§ **Requirement**
Where the string "panel" occurs in the material below, report the whole line.

+---+

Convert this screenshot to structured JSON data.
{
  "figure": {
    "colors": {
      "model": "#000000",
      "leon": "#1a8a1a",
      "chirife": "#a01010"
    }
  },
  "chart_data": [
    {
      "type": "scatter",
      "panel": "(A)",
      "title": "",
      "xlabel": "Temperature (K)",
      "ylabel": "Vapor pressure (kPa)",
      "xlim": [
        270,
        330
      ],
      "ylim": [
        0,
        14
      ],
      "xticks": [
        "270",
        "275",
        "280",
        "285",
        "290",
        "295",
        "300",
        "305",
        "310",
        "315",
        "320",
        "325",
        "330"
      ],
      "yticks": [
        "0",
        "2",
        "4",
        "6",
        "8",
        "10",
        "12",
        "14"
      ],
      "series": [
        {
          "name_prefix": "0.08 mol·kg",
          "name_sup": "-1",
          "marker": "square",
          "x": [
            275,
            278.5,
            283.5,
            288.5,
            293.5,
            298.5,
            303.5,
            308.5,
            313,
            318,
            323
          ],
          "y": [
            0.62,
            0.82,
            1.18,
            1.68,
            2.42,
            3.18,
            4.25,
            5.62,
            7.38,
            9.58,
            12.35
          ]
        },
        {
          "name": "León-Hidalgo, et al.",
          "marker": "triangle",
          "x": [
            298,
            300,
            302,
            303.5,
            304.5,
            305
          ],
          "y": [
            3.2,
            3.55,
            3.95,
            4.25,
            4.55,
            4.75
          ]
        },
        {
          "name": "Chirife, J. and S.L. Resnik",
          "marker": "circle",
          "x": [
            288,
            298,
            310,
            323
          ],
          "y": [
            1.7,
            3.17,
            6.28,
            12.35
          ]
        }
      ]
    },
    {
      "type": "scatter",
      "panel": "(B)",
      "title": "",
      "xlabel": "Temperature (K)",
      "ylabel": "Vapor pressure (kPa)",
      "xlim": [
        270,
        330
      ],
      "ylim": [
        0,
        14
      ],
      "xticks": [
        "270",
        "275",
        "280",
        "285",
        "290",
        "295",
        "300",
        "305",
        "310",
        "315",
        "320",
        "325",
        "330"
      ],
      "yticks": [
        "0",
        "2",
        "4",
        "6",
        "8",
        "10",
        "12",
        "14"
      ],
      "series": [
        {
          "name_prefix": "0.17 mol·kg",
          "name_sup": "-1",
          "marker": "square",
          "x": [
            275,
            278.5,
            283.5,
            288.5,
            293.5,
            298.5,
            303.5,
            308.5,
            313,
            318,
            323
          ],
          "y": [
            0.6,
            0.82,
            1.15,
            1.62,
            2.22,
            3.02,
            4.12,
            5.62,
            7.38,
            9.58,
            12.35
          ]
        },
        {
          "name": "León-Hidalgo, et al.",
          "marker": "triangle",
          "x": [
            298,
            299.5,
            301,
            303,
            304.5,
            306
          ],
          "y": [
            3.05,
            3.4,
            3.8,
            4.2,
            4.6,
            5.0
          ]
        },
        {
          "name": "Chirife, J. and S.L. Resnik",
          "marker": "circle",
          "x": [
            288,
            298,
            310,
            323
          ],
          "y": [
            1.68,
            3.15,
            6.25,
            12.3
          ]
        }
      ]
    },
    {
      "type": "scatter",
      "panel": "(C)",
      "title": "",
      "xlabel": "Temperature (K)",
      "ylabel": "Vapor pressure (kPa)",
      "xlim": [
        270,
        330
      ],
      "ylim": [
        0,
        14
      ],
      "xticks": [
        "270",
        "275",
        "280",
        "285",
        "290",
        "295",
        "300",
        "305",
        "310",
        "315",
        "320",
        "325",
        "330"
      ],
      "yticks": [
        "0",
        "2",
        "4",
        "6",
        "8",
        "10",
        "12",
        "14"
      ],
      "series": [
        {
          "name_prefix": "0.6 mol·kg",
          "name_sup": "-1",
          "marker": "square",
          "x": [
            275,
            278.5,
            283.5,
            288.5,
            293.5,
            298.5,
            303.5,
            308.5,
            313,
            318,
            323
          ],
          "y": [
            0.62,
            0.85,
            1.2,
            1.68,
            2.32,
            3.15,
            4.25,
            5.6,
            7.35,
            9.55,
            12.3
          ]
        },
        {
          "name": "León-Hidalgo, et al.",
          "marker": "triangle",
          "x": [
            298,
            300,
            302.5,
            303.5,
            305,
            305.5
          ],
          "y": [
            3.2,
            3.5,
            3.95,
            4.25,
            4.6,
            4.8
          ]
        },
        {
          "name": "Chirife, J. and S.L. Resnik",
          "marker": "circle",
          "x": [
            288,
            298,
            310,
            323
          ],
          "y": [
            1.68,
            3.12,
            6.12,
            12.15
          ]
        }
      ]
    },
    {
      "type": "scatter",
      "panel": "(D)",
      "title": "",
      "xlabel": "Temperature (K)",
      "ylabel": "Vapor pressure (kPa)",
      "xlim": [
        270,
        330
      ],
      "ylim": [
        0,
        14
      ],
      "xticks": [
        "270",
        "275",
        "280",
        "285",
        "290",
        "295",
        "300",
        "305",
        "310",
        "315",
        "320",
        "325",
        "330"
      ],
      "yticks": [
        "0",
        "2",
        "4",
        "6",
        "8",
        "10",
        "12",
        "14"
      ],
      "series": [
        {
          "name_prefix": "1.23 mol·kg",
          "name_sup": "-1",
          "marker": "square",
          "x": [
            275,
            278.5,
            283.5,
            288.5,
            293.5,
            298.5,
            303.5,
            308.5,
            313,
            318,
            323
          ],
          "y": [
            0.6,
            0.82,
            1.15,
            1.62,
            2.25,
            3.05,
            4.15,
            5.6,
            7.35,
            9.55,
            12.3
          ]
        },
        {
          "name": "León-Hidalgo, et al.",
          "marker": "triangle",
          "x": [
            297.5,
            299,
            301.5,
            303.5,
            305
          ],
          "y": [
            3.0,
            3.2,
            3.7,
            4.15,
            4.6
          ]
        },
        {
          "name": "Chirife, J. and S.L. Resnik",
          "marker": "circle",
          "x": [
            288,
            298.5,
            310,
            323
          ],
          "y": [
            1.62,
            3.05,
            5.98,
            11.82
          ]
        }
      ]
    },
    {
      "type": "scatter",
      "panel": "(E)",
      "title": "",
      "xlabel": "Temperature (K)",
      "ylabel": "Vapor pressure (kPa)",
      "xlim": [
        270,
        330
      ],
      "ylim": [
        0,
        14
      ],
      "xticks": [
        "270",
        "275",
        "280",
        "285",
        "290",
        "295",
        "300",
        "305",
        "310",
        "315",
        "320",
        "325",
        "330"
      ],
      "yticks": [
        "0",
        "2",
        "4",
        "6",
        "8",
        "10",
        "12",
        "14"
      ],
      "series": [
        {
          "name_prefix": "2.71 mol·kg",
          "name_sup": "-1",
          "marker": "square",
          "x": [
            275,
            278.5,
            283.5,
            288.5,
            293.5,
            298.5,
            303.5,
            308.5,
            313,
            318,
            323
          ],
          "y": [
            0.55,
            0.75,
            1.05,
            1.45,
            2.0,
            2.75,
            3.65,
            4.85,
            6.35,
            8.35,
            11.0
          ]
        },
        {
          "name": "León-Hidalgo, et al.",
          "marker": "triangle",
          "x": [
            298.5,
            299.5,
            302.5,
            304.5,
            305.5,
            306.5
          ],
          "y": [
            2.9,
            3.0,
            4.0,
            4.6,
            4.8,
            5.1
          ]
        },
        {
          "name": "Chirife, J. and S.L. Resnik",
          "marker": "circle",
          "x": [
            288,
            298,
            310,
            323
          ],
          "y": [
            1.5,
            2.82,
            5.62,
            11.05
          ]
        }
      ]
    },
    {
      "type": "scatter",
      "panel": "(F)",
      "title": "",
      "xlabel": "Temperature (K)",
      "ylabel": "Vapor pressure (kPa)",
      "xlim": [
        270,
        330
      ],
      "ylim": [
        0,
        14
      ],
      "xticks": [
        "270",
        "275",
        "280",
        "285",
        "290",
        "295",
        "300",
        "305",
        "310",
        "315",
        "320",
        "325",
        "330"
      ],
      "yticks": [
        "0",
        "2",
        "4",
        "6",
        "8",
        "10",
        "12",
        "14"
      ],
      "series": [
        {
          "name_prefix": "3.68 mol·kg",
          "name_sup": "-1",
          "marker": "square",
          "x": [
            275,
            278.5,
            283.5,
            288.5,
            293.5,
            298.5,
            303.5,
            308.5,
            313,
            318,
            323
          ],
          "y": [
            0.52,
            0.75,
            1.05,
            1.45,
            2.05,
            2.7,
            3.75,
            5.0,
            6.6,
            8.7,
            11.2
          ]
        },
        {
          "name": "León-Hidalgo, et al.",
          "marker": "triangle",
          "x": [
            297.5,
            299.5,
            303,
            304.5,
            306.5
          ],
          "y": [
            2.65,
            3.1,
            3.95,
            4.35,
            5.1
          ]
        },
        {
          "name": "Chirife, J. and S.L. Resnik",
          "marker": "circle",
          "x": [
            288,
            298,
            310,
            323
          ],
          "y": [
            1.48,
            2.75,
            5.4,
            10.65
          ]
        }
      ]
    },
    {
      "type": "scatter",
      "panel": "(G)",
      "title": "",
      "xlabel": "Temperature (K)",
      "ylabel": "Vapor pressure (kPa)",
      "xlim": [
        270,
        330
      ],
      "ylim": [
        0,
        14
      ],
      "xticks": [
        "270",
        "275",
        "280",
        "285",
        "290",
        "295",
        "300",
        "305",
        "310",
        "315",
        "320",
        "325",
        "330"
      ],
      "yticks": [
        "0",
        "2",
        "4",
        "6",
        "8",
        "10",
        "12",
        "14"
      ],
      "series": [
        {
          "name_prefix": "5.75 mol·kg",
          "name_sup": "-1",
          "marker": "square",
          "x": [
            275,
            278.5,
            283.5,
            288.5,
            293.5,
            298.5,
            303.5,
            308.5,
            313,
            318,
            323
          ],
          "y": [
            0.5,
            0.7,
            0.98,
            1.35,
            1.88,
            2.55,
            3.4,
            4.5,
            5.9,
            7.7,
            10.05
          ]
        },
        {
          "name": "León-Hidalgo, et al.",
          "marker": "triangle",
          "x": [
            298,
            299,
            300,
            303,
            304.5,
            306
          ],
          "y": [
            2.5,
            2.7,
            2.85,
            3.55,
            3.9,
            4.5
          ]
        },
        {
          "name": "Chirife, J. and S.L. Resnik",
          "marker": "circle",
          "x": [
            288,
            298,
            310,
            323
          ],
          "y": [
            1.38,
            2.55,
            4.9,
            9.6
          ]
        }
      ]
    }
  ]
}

+---+

§ **Task solution**
      "panel": "(A)",
      "panel": "(B)",
      "panel": "(C)",
      "panel": "(D)",
      "panel": "(E)",
      "panel": "(F)",
      "panel": "(G)",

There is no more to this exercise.